--- begin Recorded information ---
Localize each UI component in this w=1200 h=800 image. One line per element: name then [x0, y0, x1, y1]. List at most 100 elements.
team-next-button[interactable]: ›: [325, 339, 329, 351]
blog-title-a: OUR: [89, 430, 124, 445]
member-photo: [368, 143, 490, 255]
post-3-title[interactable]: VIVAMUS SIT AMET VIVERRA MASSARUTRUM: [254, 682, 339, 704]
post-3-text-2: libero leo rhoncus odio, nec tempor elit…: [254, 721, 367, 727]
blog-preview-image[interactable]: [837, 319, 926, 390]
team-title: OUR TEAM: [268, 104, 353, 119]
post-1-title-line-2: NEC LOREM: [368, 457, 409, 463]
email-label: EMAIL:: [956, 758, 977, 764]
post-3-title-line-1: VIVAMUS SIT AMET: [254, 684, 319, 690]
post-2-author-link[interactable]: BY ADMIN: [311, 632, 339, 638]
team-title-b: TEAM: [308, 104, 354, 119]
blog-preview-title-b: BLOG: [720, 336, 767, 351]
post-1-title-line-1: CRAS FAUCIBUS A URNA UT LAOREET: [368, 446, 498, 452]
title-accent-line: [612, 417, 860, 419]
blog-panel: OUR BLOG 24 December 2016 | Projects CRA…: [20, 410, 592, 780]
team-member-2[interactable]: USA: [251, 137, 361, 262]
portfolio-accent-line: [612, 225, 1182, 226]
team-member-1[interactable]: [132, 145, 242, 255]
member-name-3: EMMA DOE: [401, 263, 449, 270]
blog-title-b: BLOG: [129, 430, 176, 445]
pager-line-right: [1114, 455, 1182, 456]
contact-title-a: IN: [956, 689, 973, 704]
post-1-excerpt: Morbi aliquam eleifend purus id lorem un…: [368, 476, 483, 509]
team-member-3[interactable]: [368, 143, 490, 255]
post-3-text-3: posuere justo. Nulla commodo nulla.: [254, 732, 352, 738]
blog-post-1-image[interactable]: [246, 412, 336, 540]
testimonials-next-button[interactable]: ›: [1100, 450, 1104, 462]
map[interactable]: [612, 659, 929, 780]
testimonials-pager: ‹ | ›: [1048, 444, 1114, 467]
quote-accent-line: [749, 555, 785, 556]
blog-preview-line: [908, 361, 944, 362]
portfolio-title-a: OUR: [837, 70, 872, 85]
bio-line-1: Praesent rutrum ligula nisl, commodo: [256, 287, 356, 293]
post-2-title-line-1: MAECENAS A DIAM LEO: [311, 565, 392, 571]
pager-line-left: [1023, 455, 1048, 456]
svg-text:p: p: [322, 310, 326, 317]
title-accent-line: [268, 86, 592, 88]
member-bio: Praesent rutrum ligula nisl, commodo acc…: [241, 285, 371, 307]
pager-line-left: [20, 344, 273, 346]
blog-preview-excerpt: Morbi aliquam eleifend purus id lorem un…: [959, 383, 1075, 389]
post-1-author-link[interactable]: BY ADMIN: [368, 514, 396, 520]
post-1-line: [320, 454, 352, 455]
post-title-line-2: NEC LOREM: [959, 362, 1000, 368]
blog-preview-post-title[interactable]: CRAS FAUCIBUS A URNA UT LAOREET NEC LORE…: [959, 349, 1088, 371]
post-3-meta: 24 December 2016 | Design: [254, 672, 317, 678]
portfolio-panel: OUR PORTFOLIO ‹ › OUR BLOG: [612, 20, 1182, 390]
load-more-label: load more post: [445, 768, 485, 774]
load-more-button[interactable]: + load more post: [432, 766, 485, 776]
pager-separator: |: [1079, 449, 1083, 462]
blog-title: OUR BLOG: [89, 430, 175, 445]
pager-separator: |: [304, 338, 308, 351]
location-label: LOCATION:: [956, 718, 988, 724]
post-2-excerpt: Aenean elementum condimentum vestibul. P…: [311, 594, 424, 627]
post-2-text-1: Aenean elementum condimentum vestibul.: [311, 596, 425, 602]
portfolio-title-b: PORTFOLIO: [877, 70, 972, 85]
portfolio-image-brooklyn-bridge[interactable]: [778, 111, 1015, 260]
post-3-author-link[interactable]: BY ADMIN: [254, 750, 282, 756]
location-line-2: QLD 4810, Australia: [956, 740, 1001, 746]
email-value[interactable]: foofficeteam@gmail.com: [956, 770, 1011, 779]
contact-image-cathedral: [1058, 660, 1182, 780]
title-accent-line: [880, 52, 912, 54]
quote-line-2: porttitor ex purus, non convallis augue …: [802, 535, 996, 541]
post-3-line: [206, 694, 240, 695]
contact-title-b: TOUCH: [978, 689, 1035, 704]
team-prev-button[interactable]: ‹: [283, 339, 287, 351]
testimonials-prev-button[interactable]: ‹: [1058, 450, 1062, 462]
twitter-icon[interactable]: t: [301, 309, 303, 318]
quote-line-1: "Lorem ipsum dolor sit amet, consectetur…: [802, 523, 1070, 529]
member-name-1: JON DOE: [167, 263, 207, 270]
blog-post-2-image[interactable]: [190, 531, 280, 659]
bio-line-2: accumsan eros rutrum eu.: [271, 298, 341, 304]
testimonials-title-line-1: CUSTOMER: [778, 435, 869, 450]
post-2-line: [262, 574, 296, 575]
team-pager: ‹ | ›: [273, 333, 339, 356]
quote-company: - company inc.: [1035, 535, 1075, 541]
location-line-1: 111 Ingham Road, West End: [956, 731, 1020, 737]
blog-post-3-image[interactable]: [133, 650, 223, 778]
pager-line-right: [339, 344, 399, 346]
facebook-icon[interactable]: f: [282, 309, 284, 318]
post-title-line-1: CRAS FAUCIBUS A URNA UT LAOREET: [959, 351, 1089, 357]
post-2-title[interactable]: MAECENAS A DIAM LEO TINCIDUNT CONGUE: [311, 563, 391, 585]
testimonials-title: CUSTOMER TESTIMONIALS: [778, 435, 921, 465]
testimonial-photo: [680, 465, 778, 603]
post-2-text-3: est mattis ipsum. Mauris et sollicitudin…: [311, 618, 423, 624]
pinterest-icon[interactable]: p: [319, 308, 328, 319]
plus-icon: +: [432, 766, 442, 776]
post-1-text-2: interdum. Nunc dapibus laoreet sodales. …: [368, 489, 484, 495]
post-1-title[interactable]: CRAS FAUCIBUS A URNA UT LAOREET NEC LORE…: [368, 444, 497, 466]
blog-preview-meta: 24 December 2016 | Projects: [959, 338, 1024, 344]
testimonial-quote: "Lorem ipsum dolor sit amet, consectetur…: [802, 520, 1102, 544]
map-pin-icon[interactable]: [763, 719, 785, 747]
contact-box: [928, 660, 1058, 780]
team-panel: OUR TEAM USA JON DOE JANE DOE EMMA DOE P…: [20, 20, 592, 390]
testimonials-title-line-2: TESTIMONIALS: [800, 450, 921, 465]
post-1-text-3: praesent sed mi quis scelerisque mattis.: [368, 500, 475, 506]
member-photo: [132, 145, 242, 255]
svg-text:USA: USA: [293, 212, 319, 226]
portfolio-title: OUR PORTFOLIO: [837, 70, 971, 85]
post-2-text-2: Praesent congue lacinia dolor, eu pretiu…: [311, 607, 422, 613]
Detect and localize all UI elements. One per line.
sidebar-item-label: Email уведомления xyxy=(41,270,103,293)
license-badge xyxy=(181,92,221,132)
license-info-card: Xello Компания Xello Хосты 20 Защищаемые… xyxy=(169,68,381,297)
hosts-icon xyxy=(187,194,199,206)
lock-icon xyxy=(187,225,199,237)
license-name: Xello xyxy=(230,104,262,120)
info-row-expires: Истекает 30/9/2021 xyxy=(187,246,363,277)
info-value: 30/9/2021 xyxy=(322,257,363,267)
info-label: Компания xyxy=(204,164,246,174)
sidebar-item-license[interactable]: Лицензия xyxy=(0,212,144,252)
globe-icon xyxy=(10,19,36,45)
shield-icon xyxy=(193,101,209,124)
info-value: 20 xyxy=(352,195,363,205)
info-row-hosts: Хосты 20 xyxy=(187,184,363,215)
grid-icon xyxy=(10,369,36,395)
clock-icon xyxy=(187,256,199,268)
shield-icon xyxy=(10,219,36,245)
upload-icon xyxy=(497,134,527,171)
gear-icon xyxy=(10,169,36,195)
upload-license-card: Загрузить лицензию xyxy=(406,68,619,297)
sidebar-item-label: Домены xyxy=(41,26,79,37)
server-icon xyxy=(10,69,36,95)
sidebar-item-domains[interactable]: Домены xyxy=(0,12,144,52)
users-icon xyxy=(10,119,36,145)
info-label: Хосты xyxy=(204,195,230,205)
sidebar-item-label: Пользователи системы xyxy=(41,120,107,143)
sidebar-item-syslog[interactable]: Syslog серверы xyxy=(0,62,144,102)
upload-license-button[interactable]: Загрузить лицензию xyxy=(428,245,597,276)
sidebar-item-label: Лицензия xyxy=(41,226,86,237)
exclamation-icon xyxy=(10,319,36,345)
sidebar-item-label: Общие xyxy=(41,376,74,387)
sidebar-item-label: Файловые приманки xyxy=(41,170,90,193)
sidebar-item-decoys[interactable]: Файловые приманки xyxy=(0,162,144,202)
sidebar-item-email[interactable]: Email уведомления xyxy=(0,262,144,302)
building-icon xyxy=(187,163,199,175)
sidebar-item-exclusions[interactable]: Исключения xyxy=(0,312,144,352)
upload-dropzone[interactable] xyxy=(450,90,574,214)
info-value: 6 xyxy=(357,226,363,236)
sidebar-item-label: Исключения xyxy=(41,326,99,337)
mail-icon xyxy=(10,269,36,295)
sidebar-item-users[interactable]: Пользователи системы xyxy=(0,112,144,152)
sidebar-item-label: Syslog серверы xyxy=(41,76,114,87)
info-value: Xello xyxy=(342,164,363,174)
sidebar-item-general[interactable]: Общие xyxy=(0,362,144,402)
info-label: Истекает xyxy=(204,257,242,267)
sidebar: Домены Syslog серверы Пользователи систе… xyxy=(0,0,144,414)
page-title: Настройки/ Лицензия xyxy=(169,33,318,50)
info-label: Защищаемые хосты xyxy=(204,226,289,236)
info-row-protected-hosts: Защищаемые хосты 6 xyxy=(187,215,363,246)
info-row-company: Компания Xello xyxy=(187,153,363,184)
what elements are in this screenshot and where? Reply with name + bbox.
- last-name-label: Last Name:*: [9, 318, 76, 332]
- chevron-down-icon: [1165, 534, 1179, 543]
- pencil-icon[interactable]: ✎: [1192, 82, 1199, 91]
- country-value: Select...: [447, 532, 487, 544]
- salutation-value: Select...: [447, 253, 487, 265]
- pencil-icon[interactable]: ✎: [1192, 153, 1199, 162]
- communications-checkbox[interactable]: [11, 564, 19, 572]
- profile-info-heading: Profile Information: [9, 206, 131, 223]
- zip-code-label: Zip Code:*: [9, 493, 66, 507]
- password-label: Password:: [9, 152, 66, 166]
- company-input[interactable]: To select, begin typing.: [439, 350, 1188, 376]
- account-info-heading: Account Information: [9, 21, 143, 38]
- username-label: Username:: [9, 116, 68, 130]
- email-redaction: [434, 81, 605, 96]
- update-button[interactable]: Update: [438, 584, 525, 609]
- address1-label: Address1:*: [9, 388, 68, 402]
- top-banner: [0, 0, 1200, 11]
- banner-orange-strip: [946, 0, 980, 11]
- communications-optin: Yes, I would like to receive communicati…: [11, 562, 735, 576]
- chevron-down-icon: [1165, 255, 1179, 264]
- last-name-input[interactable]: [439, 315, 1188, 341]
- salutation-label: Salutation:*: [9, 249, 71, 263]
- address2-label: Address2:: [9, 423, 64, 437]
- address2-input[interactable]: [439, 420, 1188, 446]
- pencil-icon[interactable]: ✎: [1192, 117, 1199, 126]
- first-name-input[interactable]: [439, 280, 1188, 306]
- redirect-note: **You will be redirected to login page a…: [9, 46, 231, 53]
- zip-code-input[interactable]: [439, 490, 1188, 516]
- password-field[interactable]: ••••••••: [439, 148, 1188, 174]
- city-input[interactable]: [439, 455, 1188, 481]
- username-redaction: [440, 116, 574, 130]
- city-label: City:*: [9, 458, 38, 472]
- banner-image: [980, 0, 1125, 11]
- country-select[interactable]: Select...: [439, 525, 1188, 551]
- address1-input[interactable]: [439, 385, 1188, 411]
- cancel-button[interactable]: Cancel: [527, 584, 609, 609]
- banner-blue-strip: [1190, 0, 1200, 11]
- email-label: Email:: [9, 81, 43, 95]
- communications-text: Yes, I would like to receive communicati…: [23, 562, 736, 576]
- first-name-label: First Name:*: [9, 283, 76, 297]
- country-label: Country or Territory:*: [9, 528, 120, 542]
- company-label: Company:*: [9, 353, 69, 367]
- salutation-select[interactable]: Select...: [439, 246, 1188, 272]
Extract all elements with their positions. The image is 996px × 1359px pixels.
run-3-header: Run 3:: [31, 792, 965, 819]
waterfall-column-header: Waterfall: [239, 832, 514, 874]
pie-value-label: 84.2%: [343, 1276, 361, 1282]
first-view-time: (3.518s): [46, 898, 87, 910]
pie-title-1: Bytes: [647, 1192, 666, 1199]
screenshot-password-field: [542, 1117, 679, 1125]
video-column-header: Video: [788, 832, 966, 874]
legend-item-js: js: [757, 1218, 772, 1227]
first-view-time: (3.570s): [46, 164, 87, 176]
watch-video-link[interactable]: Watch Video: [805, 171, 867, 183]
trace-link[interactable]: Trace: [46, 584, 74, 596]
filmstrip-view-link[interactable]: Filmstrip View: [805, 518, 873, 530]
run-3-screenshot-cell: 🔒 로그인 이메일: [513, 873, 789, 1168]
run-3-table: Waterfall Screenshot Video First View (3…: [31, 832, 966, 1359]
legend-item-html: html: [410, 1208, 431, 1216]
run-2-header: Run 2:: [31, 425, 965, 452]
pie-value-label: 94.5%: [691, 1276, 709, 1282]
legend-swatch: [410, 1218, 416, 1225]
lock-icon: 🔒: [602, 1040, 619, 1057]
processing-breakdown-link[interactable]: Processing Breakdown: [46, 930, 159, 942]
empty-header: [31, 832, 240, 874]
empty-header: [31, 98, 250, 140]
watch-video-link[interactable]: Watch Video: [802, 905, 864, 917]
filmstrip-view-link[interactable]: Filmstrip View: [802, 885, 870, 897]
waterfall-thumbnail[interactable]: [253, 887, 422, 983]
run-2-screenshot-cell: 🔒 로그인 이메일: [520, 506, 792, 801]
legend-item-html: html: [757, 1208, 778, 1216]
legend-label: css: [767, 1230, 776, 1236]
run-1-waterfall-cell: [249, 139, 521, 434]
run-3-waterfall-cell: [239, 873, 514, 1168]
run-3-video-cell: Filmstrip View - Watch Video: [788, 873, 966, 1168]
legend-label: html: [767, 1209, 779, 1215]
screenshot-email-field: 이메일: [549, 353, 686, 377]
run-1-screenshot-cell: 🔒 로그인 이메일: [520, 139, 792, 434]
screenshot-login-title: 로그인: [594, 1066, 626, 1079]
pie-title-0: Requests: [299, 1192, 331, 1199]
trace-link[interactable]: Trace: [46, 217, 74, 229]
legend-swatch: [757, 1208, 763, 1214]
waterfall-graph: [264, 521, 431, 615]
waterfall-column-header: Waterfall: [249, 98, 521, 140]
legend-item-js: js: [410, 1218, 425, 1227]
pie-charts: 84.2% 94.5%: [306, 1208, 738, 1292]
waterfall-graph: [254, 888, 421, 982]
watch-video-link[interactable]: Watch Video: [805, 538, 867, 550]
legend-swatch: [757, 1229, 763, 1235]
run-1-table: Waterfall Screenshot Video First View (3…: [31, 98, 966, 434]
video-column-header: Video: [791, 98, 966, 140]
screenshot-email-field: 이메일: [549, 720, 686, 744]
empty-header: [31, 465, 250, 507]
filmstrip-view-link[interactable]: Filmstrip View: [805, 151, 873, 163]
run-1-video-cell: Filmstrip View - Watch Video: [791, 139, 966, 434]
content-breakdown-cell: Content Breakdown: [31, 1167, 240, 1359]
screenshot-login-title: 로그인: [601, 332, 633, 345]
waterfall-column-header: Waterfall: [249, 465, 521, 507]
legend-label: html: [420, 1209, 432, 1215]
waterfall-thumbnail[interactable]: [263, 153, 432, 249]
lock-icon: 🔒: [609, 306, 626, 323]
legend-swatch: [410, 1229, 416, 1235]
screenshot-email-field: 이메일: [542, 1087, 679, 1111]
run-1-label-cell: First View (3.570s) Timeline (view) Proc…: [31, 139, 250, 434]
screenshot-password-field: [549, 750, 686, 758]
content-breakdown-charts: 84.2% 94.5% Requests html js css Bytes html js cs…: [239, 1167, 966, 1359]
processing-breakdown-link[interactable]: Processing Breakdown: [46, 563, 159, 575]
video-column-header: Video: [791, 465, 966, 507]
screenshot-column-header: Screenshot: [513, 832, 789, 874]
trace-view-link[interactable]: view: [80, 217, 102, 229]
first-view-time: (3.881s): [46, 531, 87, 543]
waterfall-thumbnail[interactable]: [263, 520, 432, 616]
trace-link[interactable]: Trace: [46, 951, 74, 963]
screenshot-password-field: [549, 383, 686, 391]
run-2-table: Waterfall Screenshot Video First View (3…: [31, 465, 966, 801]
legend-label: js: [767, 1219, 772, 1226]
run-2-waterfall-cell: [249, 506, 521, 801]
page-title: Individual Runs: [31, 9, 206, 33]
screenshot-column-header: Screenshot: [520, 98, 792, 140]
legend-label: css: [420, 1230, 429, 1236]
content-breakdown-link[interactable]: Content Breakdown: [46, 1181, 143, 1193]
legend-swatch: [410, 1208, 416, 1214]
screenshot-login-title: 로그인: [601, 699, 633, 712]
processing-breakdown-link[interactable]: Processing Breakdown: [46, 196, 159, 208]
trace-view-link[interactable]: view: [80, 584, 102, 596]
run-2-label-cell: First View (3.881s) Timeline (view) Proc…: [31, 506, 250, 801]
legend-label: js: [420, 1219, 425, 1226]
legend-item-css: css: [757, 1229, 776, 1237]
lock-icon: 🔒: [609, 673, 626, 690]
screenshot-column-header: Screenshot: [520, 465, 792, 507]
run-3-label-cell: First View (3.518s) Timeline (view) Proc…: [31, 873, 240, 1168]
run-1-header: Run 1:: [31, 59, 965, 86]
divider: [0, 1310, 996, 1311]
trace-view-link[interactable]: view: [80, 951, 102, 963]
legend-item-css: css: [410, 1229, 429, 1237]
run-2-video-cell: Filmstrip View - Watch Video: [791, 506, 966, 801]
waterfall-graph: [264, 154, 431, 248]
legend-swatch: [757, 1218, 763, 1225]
--- end Recorded information ---
Given request: Extract every line of the material above that contains the string "upload".

Written answer:
upload-icon xyxy=(497,134,527,171)
upload-license-card: Загрузить лицензию xyxy=(406,68,619,297)
upload-license-button[interactable]: Загрузить лицензию xyxy=(428,245,597,276)
upload-dropzone[interactable] xyxy=(450,90,574,214)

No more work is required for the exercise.